▶ **Instruction**:
Pictures do not belong in the copy; restate the records below word for word.

Records that describe figures:
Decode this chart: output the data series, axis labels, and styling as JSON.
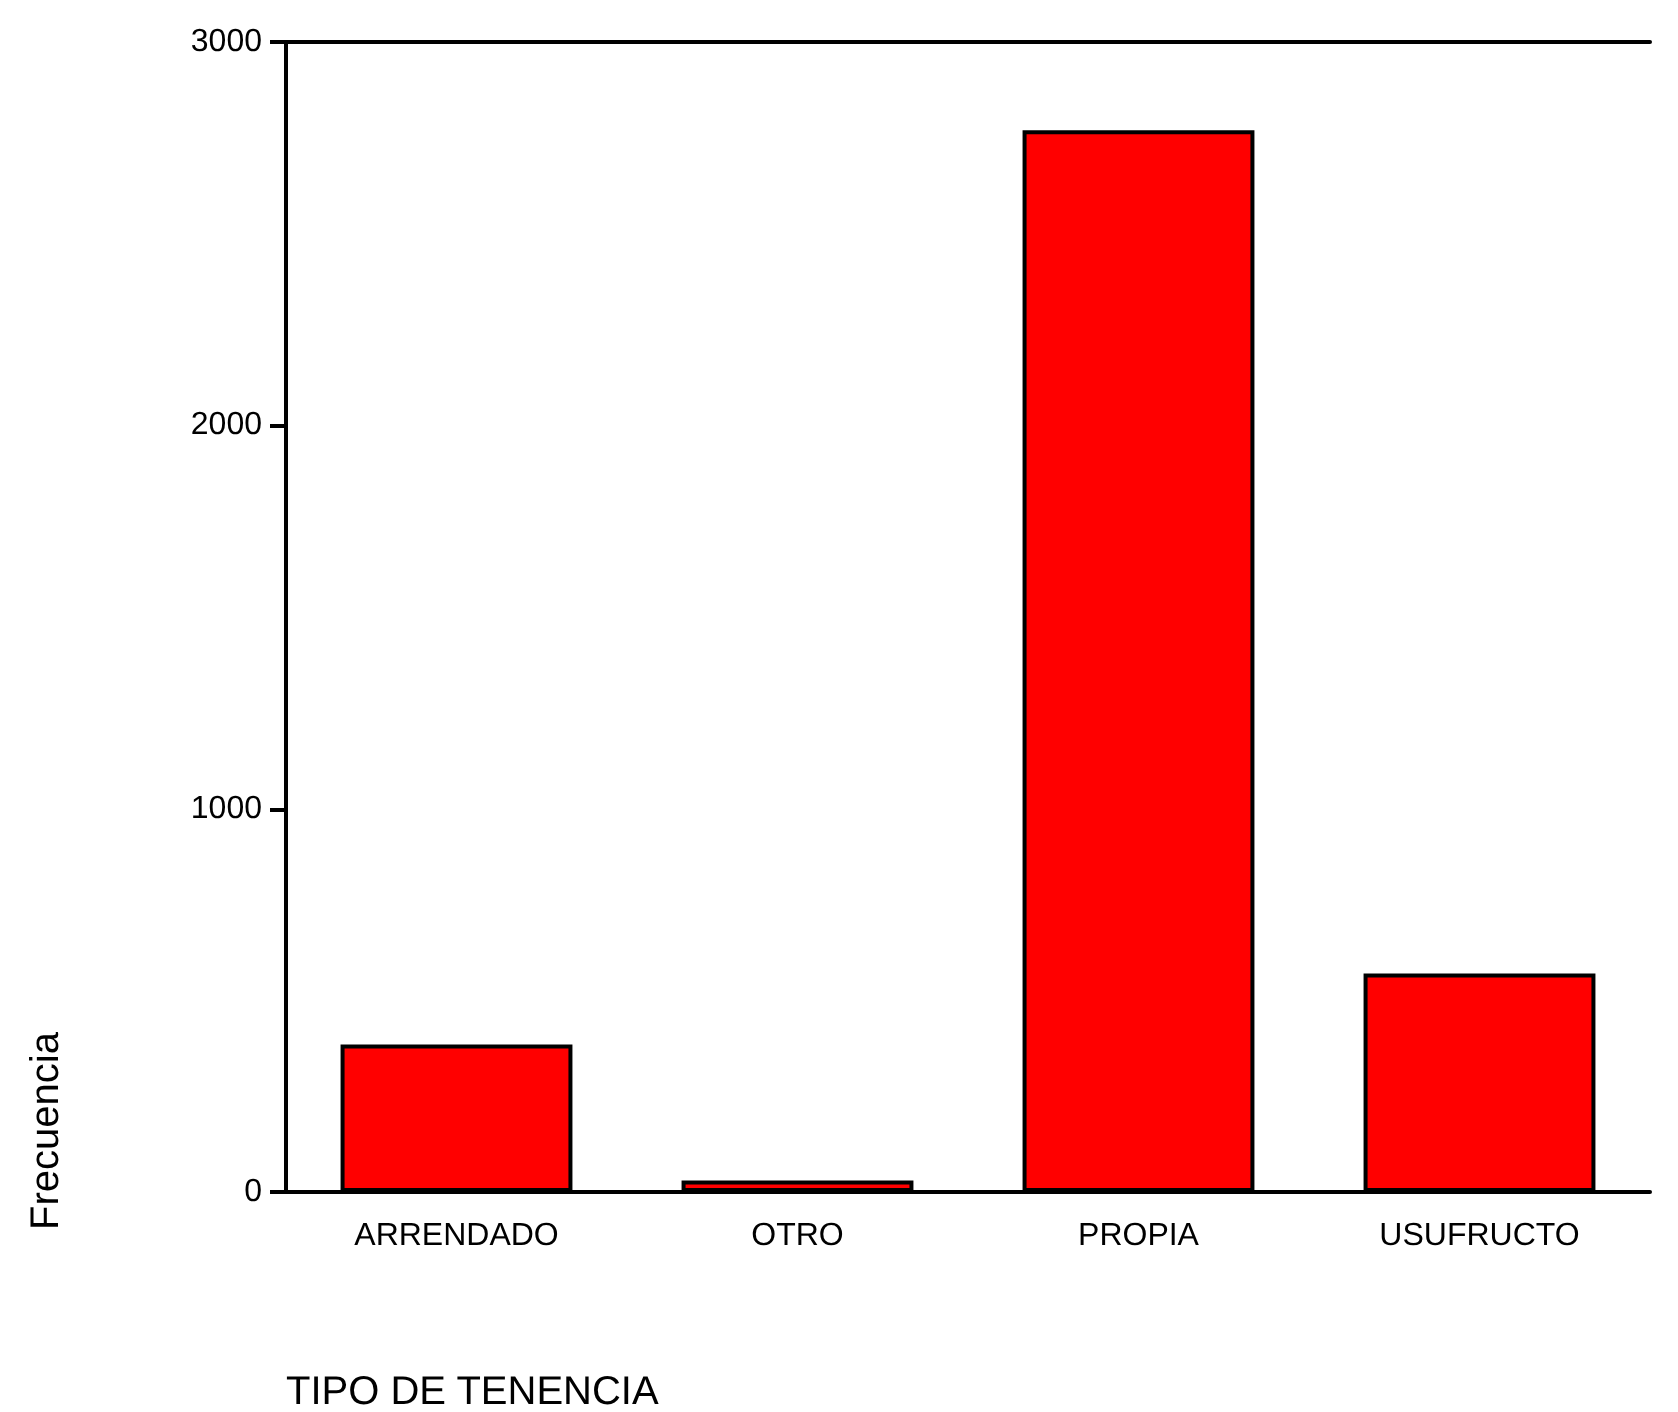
{
  "chart_data": {
    "type": "bar",
    "xlabel": "TIPO DE TENENCIA",
    "ylabel": "Frecuencia",
    "categories": [
      "ARRENDADO",
      "OTRO",
      "PROPIA",
      "USUFRUCTO"
    ],
    "values": [
      385,
      30,
      2770,
      570
    ],
    "color": "#ff0000",
    "ylim": [
      0,
      3000
    ],
    "yticks": [
      0,
      1000,
      2000,
      3000
    ],
    "grid": false
  }
}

▶ **Solution**:
Decode this chart: output the data series, axis labels, and styling as JSON.
{
  "chart_data": {
    "type": "bar",
    "xlabel": "TIPO DE TENENCIA",
    "ylabel": "Frecuencia",
    "categories": [
      "ARRENDADO",
      "OTRO",
      "PROPIA",
      "USUFRUCTO"
    ],
    "values": [
      385,
      30,
      2770,
      570
    ],
    "color": "#ff0000",
    "ylim": [
      0,
      3000
    ],
    "yticks": [
      0,
      1000,
      2000,
      3000
    ],
    "grid": false
  }
}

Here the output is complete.